** START OF EXCERPTED TEXT **
St Mary's AOH pipe band, 1923

The pipe band of the St. Mary’s Ancient Order of Hibernians (AOH) Division 541 based in the Calton, circa 1923

(Photo kindly provided by Vinny O’Brien)

 

The judiciary and police decided that concerted action was required to bring the gang warfare to an end.  Their principal target was the Derry Boys and a trap was set in early August 1936 when the Derry Boys complete with flute band and supporters, altogether numbering excess of 500, left Bridgeton Cross one Friday evening, heading along London Road in the direction of Celtic Park.  A short distance along the road they were met with a small contingent of police who commanded the march to stop.  Realising that they heavily outnumbered the police, the Derry Boys attacked – mostly with bottles and stones although one police officer was assaulted with a spear.  The gang hadn’t realised they had walked into an ambush.  Dozens of officers were hiding in furniture vans parked in Davaar Street and they set upon the marchers with the help of additional officers on horseback (referred to in the press at the time as ‘Sillitoe’s Cossacks’).  Despite allegations of police brutality, 20 of the 24 Derry Boys arrested that night were given heavy prison sentences.  The gang’s leaders were arrested in the days that followed the London Road ambush and soon followed their cohorts to jail.  The clampdown was truly underway.
** END OF EXCERPTED TEXT **
GIVEN PROBLEM:
Continue the passage on the police clampdown on the Derry Boys from its last sentence. The data has no connection to the passage on the Derry Boys.
** START OF EXTRACTED ENTRIES **
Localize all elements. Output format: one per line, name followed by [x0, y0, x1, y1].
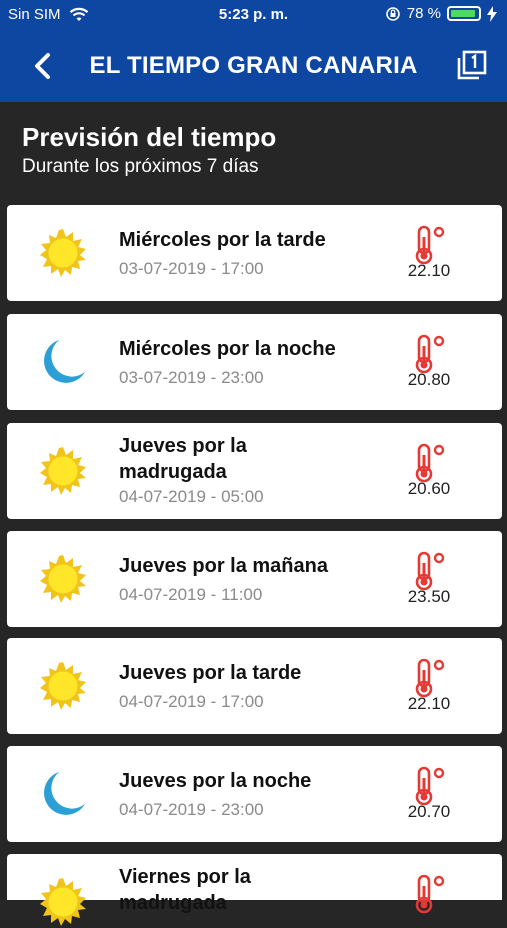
status-right: 78 % — [385, 5, 497, 22]
forecast-title: Jueves por la tarde — [119, 662, 302, 684]
nav-title: EL TIEMPO GRAN CANARIA — [89, 52, 418, 79]
forecast-temp: 20.80 — [407, 370, 451, 389]
forecast-card[interactable]: Miércoles por la tarde 03-07-2019 - 17:0… — [7, 205, 502, 301]
thermometer-icon — [415, 334, 445, 374]
battery-percent: 78 % — [406, 5, 441, 22]
orientation-lock-icon — [385, 6, 400, 21]
thermometer-icon — [415, 225, 445, 265]
moon-icon — [44, 772, 85, 815]
pages-button[interactable] — [451, 46, 491, 86]
forecast-temp: 20.60 — [407, 479, 451, 498]
forecast-temp: 22.10 — [407, 694, 451, 713]
sun-icon — [40, 878, 86, 926]
forecast-title: Jueves por la noche — [119, 770, 312, 792]
battery-icon — [447, 6, 481, 21]
nav-bar: EL TIEMPO GRAN CANARIA — [0, 30, 507, 102]
forecast-temp: 20.70 — [407, 802, 451, 821]
forecast-title: Viernes por la madrugada — [119, 866, 251, 914]
forecast-temp: 22.10 — [407, 261, 451, 280]
sun-icon — [40, 555, 86, 603]
sun-icon — [40, 229, 86, 277]
forecast-title: Miércoles por la noche — [119, 338, 336, 360]
forecast-card[interactable]: Jueves por la madrugada 04-07-2019 - 05:… — [7, 423, 502, 519]
thermometer-icon — [415, 766, 445, 806]
sun-icon — [40, 662, 86, 710]
forecast-date: 03-07-2019 - 23:00 — [119, 368, 264, 387]
forecast-temp: 23.50 — [407, 587, 451, 606]
page-subtitle: Durante los próximos 7 días — [22, 156, 259, 177]
thermometer-icon — [415, 443, 445, 483]
forecast-card[interactable]: Jueves por la mañana 04-07-2019 - 11:00 … — [7, 531, 502, 627]
forecast-title: Jueves por la mañana — [119, 555, 328, 577]
status-bar: Sin SIM 5:23 p. m. 78 % — [0, 0, 507, 30]
forecast-date: 03-07-2019 - 17:00 — [119, 259, 264, 278]
forecast-card[interactable]: Jueves por la noche 04-07-2019 - 23:00 2… — [7, 746, 502, 842]
page-title: Previsión del tiempo — [22, 122, 277, 152]
forecast-title: Jueves por la madrugada — [119, 435, 247, 483]
sun-icon — [40, 447, 86, 495]
forecast-title: Miércoles por la tarde — [119, 229, 326, 251]
forecast-card[interactable]: Miércoles por la noche 03-07-2019 - 23:0… — [7, 314, 502, 410]
forecast-header: Previsión del tiempo Durante los próximo… — [0, 102, 507, 204]
forecast-date: 04-07-2019 - 11:00 — [119, 585, 263, 604]
forecast-card[interactable]: Viernes por la madrugada — [7, 854, 502, 926]
forecast-date: 04-07-2019 - 23:00 — [119, 800, 264, 819]
pages-icon — [457, 50, 487, 80]
thermometer-icon — [415, 874, 445, 914]
charging-icon — [487, 5, 497, 22]
forecast-card[interactable]: Jueves por la tarde 04-07-2019 - 17:00 2… — [7, 638, 502, 734]
forecast-date: 04-07-2019 - 05:00 — [119, 487, 264, 506]
thermometer-icon — [415, 551, 445, 591]
moon-icon — [44, 340, 85, 383]
forecast-date: 04-07-2019 - 17:00 — [119, 692, 264, 711]
thermometer-icon — [415, 658, 445, 698]
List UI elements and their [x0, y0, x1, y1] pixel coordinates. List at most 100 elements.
** END OF EXTRACTED ENTRIES **
REPLY:
THUNDER IN MY HEART 

The power and influence of the infamous razor gangs waned as a result of focused police actions and increased jail sentences as well as the intervention of World War 2.  Post-war Bridgeton was a changing place.  The school which Brother Walfrid founded continued to prosper and in the 1960s the Sacred Heart football team which he initiated had two would-be stars in its midst.  Future Celt Vic Davidson, who grew up in Ruby Street, became part of the famed Quality Street Gang (of the non-violent kind), Celtic’s reserve team of the late 1960s, and would go on to score 22 goals in 66 appearances during two spells at Celtic Park.  Frankie Miller, who was also an altar boy at Sacred Heart Church, would go on to find much greater fame away from the football field as a blues singer (and songwriter) of international renown.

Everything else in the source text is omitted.